◆ Dataset records ◆
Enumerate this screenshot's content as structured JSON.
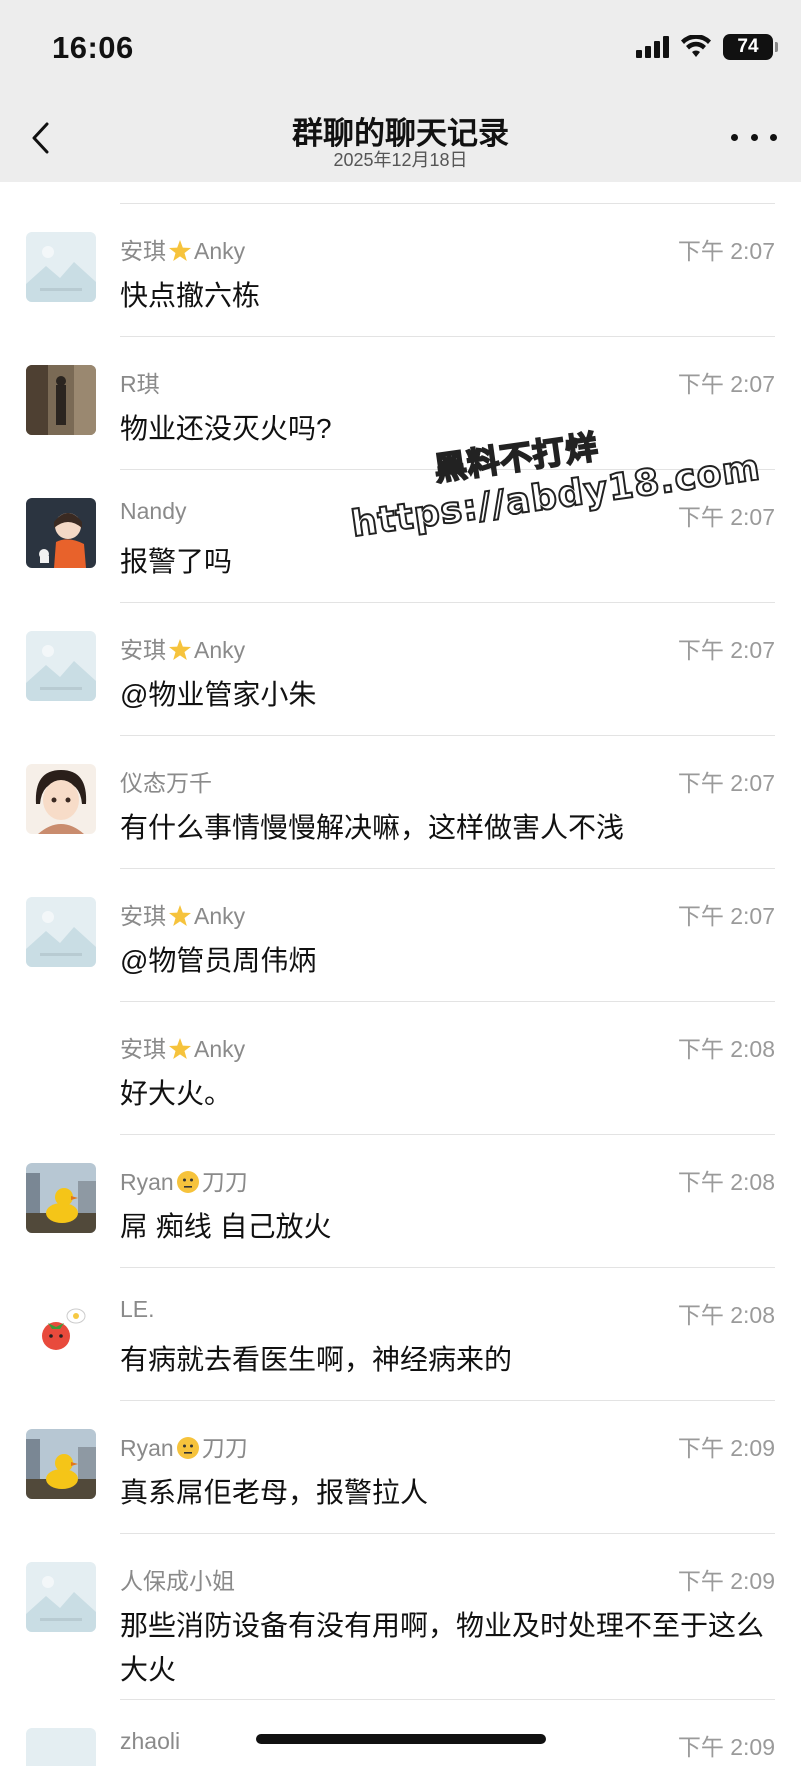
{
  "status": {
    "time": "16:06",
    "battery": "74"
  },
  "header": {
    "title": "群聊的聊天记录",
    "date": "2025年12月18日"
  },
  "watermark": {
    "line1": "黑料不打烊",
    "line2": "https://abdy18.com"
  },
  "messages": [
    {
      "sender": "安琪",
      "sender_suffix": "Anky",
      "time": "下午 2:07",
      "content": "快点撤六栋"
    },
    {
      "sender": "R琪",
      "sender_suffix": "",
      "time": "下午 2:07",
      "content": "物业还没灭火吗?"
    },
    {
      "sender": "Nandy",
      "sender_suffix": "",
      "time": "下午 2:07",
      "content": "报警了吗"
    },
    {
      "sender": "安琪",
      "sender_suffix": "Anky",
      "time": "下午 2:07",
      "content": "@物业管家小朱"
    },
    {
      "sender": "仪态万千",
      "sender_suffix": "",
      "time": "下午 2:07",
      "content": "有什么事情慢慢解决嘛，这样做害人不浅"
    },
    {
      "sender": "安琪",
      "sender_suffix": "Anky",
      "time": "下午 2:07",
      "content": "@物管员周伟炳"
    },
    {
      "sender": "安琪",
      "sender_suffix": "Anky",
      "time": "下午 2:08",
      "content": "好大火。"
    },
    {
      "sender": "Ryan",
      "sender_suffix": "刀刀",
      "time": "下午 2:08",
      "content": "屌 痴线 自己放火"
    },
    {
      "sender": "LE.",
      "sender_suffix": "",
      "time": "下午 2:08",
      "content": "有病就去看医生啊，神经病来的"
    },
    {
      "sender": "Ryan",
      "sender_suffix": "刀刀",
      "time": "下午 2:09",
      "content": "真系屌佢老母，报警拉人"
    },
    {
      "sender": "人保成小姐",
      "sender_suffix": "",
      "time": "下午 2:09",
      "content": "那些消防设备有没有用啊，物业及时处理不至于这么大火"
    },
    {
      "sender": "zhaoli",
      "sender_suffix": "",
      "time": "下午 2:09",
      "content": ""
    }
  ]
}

◆ Required work ◆
Quote all of the entries word for word, omitting any pictures.

◆ Answer to this task ◆
Enumerate this screenshot's content as structured JSON.
{
  "status": {
    "time": "16:06",
    "battery": "74"
  },
  "header": {
    "title": "群聊的聊天记录",
    "date": "2025年12月18日"
  },
  "watermark": {
    "line1": "黑料不打烊",
    "line2": "https://abdy18.com"
  },
  "messages": [
    {
      "sender": "安琪",
      "sender_suffix": "Anky",
      "time": "下午 2:07",
      "content": "快点撤六栋"
    },
    {
      "sender": "R琪",
      "sender_suffix": "",
      "time": "下午 2:07",
      "content": "物业还没灭火吗?"
    },
    {
      "sender": "Nandy",
      "sender_suffix": "",
      "time": "下午 2:07",
      "content": "报警了吗"
    },
    {
      "sender": "安琪",
      "sender_suffix": "Anky",
      "time": "下午 2:07",
      "content": "@物业管家小朱"
    },
    {
      "sender": "仪态万千",
      "sender_suffix": "",
      "time": "下午 2:07",
      "content": "有什么事情慢慢解决嘛，这样做害人不浅"
    },
    {
      "sender": "安琪",
      "sender_suffix": "Anky",
      "time": "下午 2:07",
      "content": "@物管员周伟炳"
    },
    {
      "sender": "安琪",
      "sender_suffix": "Anky",
      "time": "下午 2:08",
      "content": "好大火。"
    },
    {
      "sender": "Ryan",
      "sender_suffix": "刀刀",
      "time": "下午 2:08",
      "content": "屌 痴线 自己放火"
    },
    {
      "sender": "LE.",
      "sender_suffix": "",
      "time": "下午 2:08",
      "content": "有病就去看医生啊，神经病来的"
    },
    {
      "sender": "Ryan",
      "sender_suffix": "刀刀",
      "time": "下午 2:09",
      "content": "真系屌佢老母，报警拉人"
    },
    {
      "sender": "人保成小姐",
      "sender_suffix": "",
      "time": "下午 2:09",
      "content": "那些消防设备有没有用啊，物业及时处理不至于这么大火"
    },
    {
      "sender": "zhaoli",
      "sender_suffix": "",
      "time": "下午 2:09",
      "content": ""
    }
  ]
}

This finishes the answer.